◆ **What the task requires**
Give the records back in full, exactly as they read.

◆ **Task data**

————

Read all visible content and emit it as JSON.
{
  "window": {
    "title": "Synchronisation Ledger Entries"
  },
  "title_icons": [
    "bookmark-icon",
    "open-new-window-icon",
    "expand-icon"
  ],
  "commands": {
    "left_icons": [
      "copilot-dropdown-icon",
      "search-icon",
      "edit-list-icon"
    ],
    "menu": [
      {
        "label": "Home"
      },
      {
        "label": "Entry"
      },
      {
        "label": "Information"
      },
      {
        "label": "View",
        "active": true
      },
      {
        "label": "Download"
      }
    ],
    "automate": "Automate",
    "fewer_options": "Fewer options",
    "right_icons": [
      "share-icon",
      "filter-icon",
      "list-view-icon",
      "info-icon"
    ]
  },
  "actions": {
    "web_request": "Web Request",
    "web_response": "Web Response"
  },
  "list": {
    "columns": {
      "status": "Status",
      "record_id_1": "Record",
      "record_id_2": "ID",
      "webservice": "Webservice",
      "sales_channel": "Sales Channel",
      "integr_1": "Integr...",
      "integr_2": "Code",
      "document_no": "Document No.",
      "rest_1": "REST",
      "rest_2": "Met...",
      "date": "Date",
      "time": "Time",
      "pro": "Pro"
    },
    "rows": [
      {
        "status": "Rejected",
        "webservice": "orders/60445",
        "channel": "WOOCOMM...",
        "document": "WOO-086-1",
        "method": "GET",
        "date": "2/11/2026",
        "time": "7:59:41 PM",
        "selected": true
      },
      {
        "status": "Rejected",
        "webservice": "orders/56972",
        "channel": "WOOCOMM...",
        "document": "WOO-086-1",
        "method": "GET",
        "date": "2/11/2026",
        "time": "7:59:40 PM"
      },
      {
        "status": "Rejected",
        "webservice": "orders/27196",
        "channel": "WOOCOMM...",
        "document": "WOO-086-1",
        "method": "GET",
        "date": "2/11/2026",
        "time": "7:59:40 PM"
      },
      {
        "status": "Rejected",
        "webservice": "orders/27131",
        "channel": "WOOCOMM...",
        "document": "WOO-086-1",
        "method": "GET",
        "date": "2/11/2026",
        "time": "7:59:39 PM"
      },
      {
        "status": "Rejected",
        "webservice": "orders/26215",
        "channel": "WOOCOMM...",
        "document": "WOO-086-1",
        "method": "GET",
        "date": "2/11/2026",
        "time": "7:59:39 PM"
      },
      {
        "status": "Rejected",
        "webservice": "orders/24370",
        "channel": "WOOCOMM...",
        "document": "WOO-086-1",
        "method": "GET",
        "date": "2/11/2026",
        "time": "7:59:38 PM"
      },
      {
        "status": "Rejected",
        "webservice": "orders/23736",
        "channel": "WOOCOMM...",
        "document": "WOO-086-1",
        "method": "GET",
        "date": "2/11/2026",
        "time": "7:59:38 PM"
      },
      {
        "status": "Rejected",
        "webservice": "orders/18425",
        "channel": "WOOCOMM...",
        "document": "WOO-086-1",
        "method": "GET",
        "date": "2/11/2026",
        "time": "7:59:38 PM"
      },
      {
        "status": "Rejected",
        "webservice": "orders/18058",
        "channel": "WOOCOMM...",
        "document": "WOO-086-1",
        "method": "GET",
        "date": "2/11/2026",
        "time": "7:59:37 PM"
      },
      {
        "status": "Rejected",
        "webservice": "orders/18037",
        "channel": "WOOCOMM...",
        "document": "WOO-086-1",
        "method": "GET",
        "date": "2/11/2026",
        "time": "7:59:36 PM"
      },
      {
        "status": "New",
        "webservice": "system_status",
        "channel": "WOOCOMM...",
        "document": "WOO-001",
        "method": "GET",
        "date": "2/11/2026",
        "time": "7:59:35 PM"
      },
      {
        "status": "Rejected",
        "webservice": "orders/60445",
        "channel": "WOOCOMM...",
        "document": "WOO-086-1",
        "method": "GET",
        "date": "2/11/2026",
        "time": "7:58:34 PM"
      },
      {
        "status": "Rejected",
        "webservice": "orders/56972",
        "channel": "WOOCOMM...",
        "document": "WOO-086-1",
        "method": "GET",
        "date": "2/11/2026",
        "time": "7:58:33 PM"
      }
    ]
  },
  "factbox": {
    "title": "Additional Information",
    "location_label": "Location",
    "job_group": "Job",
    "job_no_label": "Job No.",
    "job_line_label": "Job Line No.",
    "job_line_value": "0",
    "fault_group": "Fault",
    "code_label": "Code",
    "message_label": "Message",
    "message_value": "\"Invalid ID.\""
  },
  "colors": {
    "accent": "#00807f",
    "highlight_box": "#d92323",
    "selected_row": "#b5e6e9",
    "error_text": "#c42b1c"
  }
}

————

◆ **Task answer**
Read all visible content and emit it as JSON.
{
  "window": {
    "title": "Synchronisation Ledger Entries"
  },
  "title_icons": [
    "bookmark-icon",
    "open-new-window-icon",
    "expand-icon"
  ],
  "commands": {
    "left_icons": [
      "copilot-dropdown-icon",
      "search-icon",
      "edit-list-icon"
    ],
    "menu": [
      {
        "label": "Home"
      },
      {
        "label": "Entry"
      },
      {
        "label": "Information"
      },
      {
        "label": "View",
        "active": true
      },
      {
        "label": "Download"
      }
    ],
    "automate": "Automate",
    "fewer_options": "Fewer options",
    "right_icons": [
      "share-icon",
      "filter-icon",
      "list-view-icon",
      "info-icon"
    ]
  },
  "actions": {
    "web_request": "Web Request",
    "web_response": "Web Response"
  },
  "list": {
    "columns": {
      "status": "Status",
      "record_id_1": "Record",
      "record_id_2": "ID",
      "webservice": "Webservice",
      "sales_channel": "Sales Channel",
      "integr_1": "Integr...",
      "integr_2": "Code",
      "document_no": "Document No.",
      "rest_1": "REST",
      "rest_2": "Met...",
      "date": "Date",
      "time": "Time",
      "pro": "Pro"
    },
    "rows": [
      {
        "status": "Rejected",
        "webservice": "orders/60445",
        "channel": "WOOCOMM...",
        "document": "WOO-086-1",
        "method": "GET",
        "date": "2/11/2026",
        "time": "7:59:41 PM",
        "selected": true
      },
      {
        "status": "Rejected",
        "webservice": "orders/56972",
        "channel": "WOOCOMM...",
        "document": "WOO-086-1",
        "method": "GET",
        "date": "2/11/2026",
        "time": "7:59:40 PM"
      },
      {
        "status": "Rejected",
        "webservice": "orders/27196",
        "channel": "WOOCOMM...",
        "document": "WOO-086-1",
        "method": "GET",
        "date": "2/11/2026",
        "time": "7:59:40 PM"
      },
      {
        "status": "Rejected",
        "webservice": "orders/27131",
        "channel": "WOOCOMM...",
        "document": "WOO-086-1",
        "method": "GET",
        "date": "2/11/2026",
        "time": "7:59:39 PM"
      },
      {
        "status": "Rejected",
        "webservice": "orders/26215",
        "channel": "WOOCOMM...",
        "document": "WOO-086-1",
        "method": "GET",
        "date": "2/11/2026",
        "time": "7:59:39 PM"
      },
      {
        "status": "Rejected",
        "webservice": "orders/24370",
        "channel": "WOOCOMM...",
        "document": "WOO-086-1",
        "method": "GET",
        "date": "2/11/2026",
        "time": "7:59:38 PM"
      },
      {
        "status": "Rejected",
        "webservice": "orders/23736",
        "channel": "WOOCOMM...",
        "document": "WOO-086-1",
        "method": "GET",
        "date": "2/11/2026",
        "time": "7:59:38 PM"
      },
      {
        "status": "Rejected",
        "webservice": "orders/18425",
        "channel": "WOOCOMM...",
        "document": "WOO-086-1",
        "method": "GET",
        "date": "2/11/2026",
        "time": "7:59:38 PM"
      },
      {
        "status": "Rejected",
        "webservice": "orders/18058",
        "channel": "WOOCOMM...",
        "document": "WOO-086-1",
        "method": "GET",
        "date": "2/11/2026",
        "time": "7:59:37 PM"
      },
      {
        "status": "Rejected",
        "webservice": "orders/18037",
        "channel": "WOOCOMM...",
        "document": "WOO-086-1",
        "method": "GET",
        "date": "2/11/2026",
        "time": "7:59:36 PM"
      },
      {
        "status": "New",
        "webservice": "system_status",
        "channel": "WOOCOMM...",
        "document": "WOO-001",
        "method": "GET",
        "date": "2/11/2026",
        "time": "7:59:35 PM"
      },
      {
        "status": "Rejected",
        "webservice": "orders/60445",
        "channel": "WOOCOMM...",
        "document": "WOO-086-1",
        "method": "GET",
        "date": "2/11/2026",
        "time": "7:58:34 PM"
      },
      {
        "status": "Rejected",
        "webservice": "orders/56972",
        "channel": "WOOCOMM...",
        "document": "WOO-086-1",
        "method": "GET",
        "date": "2/11/2026",
        "time": "7:58:33 PM"
      }
    ]
  },
  "factbox": {
    "title": "Additional Information",
    "location_label": "Location",
    "job_group": "Job",
    "job_no_label": "Job No.",
    "job_line_label": "Job Line No.",
    "job_line_value": "0",
    "fault_group": "Fault",
    "code_label": "Code",
    "message_label": "Message",
    "message_value": "\"Invalid ID.\""
  },
  "colors": {
    "accent": "#00807f",
    "highlight_box": "#d92323",
    "selected_row": "#b5e6e9",
    "error_text": "#c42b1c"
  }
}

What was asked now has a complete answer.